___ DATASET RECORDS
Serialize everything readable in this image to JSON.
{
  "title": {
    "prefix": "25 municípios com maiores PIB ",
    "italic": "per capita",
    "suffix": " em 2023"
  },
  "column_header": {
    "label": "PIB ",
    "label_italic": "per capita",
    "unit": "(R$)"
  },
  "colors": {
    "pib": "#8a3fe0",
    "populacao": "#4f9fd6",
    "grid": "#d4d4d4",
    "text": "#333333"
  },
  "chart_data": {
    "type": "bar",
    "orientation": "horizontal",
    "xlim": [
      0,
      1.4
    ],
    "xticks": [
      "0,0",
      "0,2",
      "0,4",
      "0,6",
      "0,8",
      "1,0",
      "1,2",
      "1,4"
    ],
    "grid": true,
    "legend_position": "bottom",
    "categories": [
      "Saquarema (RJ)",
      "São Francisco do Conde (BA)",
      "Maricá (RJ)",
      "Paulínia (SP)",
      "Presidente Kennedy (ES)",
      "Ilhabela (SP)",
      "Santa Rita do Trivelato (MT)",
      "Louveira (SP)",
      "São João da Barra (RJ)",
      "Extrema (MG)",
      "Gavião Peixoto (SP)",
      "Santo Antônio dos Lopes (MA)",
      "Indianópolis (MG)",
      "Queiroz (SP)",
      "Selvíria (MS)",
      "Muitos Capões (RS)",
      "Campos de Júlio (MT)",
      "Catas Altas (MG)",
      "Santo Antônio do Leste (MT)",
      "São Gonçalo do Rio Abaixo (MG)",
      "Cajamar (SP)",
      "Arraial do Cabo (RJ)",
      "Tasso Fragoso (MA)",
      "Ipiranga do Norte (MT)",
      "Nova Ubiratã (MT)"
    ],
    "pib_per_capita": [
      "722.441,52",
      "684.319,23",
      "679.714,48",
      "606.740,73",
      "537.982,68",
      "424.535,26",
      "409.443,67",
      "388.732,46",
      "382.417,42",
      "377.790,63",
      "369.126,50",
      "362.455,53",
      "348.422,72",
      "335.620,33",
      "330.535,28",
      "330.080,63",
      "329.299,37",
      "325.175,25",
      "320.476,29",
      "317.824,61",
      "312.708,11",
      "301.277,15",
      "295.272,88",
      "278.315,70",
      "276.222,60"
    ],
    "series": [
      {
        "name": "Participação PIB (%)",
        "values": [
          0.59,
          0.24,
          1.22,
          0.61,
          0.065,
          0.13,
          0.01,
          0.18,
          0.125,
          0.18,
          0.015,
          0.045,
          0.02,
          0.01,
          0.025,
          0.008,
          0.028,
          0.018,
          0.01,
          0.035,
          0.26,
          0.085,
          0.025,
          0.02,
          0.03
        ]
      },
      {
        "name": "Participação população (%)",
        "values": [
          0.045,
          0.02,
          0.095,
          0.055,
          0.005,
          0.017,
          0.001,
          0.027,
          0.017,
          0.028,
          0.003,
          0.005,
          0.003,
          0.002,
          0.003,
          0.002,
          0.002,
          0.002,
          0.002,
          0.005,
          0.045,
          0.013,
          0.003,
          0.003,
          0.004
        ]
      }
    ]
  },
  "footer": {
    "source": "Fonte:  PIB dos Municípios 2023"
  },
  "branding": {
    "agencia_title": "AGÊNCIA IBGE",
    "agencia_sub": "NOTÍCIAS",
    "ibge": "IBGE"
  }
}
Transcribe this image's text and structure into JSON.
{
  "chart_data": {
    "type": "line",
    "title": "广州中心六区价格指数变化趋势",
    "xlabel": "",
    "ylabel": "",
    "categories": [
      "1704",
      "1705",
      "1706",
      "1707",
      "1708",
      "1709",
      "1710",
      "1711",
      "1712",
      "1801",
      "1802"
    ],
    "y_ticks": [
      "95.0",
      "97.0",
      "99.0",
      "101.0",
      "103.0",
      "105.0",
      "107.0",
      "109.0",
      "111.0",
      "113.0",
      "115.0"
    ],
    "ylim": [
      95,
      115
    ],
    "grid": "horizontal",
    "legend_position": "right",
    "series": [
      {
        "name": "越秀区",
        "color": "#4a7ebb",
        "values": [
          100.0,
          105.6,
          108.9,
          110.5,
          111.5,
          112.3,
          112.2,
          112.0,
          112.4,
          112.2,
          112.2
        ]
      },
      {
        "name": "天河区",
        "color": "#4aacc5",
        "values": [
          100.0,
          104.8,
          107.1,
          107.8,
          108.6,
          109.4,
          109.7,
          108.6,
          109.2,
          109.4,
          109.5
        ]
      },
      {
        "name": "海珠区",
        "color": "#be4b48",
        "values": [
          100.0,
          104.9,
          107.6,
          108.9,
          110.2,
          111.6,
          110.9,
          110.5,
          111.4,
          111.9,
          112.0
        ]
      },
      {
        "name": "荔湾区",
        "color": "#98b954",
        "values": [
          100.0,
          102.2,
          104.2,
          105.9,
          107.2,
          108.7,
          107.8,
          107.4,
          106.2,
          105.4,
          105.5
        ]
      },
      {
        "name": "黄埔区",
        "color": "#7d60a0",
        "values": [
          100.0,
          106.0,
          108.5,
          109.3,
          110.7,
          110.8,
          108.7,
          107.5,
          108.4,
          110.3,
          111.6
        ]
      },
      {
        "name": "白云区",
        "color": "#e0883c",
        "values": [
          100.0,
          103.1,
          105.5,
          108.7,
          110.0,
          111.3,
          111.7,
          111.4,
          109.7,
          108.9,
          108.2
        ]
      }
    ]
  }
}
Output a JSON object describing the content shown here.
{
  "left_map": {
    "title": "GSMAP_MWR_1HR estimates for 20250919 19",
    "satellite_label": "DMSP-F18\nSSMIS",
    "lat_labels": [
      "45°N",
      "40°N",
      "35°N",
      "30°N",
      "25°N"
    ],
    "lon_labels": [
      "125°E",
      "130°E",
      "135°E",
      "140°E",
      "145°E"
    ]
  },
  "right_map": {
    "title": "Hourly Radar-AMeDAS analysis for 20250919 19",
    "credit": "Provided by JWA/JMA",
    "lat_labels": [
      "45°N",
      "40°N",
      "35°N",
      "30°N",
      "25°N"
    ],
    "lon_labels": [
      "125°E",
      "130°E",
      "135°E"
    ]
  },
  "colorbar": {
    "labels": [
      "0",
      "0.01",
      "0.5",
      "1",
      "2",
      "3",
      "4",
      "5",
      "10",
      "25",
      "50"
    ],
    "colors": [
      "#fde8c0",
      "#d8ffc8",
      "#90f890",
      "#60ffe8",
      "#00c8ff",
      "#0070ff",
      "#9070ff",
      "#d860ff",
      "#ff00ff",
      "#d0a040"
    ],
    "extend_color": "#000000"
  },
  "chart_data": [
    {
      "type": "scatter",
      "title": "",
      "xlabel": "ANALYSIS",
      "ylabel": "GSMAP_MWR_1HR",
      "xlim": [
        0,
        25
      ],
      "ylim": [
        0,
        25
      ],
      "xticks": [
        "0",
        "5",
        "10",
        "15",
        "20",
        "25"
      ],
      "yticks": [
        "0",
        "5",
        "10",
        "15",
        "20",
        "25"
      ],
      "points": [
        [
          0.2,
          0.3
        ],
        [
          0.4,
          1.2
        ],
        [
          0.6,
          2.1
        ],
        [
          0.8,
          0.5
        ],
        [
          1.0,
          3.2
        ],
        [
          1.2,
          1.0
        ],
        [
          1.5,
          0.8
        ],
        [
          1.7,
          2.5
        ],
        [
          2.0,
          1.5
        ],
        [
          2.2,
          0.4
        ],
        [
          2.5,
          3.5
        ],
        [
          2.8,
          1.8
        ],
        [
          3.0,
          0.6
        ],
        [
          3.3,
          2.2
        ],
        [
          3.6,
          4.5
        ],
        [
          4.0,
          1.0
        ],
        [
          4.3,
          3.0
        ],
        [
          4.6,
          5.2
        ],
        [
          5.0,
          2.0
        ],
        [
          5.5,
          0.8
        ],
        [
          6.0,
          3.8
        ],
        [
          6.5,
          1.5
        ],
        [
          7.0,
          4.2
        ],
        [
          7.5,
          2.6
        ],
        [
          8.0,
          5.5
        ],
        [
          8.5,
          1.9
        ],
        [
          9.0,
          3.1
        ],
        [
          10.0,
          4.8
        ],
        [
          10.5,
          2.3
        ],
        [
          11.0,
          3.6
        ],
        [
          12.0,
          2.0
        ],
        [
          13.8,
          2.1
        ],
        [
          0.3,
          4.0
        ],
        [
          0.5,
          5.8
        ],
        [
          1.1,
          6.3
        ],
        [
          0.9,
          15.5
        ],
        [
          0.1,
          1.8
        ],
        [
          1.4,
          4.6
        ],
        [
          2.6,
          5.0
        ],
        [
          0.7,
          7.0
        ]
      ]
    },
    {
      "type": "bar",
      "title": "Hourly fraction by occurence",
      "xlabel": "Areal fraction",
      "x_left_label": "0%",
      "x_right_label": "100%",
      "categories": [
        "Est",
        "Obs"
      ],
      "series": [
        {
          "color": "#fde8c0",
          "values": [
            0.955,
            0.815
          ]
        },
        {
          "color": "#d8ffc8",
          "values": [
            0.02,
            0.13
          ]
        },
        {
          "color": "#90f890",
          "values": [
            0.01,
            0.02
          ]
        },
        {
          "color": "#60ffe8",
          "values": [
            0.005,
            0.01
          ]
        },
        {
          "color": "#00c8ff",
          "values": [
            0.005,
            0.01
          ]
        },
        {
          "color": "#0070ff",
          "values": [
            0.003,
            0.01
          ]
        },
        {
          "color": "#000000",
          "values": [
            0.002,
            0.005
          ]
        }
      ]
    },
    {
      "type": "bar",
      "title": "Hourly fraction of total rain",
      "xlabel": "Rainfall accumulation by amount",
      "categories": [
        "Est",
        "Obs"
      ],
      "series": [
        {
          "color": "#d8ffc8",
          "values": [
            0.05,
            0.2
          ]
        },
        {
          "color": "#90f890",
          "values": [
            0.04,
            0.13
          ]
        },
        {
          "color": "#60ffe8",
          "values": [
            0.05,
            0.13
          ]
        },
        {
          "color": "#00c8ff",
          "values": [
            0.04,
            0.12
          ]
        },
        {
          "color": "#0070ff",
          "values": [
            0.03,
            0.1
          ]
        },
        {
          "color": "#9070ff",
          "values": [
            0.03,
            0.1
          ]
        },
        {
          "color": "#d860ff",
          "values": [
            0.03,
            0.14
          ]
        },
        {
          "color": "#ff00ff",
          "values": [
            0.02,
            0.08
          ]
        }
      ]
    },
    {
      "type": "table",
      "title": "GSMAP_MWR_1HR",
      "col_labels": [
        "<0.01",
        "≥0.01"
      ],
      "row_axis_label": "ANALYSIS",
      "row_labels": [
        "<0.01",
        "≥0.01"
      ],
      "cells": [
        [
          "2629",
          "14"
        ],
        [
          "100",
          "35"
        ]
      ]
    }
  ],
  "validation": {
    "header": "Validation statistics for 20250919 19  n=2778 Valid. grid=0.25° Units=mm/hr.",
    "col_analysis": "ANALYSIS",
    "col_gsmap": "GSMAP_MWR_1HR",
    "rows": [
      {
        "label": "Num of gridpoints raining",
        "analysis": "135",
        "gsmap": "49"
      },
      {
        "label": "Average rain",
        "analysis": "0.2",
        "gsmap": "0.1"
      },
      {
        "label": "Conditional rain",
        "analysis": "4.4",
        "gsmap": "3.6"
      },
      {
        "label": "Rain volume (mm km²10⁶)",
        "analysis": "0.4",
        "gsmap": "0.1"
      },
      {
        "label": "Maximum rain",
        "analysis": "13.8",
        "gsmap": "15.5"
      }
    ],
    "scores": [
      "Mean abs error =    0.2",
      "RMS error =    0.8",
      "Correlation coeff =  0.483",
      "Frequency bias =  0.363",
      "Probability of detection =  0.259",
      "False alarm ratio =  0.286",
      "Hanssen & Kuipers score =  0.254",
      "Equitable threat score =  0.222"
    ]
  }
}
______
◆ EXERCISE DESCRIPTION
Extract all lines from the data in which "fraction" is found.

◆ COMPLETED TASK
      "title": "Hourly fraction by occurence",
      "xlabel": "Areal fraction",
      "title": "Hourly fraction of total rain",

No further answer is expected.